(Figure collection entries)
++++

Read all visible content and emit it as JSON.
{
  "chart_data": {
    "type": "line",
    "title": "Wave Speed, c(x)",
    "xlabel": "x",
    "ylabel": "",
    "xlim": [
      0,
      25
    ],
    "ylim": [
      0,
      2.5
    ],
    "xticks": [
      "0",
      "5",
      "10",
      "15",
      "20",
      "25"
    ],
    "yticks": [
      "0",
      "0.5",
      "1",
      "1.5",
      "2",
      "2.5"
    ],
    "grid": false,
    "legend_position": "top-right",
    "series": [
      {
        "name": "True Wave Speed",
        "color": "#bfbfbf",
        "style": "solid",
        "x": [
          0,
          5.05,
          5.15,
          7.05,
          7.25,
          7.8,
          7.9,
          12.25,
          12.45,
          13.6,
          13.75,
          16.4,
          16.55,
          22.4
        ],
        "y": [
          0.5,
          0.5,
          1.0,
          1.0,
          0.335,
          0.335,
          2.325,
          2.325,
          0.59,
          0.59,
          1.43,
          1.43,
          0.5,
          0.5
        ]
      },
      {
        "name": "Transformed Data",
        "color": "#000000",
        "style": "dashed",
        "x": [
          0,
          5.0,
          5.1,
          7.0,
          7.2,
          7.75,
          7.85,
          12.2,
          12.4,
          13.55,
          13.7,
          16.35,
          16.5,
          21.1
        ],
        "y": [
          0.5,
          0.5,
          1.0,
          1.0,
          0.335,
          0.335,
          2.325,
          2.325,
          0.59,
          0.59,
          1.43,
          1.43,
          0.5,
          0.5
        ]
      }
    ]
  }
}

++++

> **Brief**
All of the entries above must be quoted exactly.

> **Expected answer**
Read all visible content and emit it as JSON.
{
  "chart_data": {
    "type": "line",
    "title": "Wave Speed, c(x)",
    "xlabel": "x",
    "ylabel": "",
    "xlim": [
      0,
      25
    ],
    "ylim": [
      0,
      2.5
    ],
    "xticks": [
      "0",
      "5",
      "10",
      "15",
      "20",
      "25"
    ],
    "yticks": [
      "0",
      "0.5",
      "1",
      "1.5",
      "2",
      "2.5"
    ],
    "grid": false,
    "legend_position": "top-right",
    "series": [
      {
        "name": "True Wave Speed",
        "color": "#bfbfbf",
        "style": "solid",
        "x": [
          0,
          5.05,
          5.15,
          7.05,
          7.25,
          7.8,
          7.9,
          12.25,
          12.45,
          13.6,
          13.75,
          16.4,
          16.55,
          22.4
        ],
        "y": [
          0.5,
          0.5,
          1.0,
          1.0,
          0.335,
          0.335,
          2.325,
          2.325,
          0.59,
          0.59,
          1.43,
          1.43,
          0.5,
          0.5
        ]
      },
      {
        "name": "Transformed Data",
        "color": "#000000",
        "style": "dashed",
        "x": [
          0,
          5.0,
          5.1,
          7.0,
          7.2,
          7.75,
          7.85,
          12.2,
          12.4,
          13.55,
          13.7,
          16.35,
          16.5,
          21.1
        ],
        "y": [
          0.5,
          0.5,
          1.0,
          1.0,
          0.335,
          0.335,
          2.325,
          2.325,
          0.59,
          0.59,
          1.43,
          1.43,
          0.5,
          0.5
        ]
      }
    ]
  }
}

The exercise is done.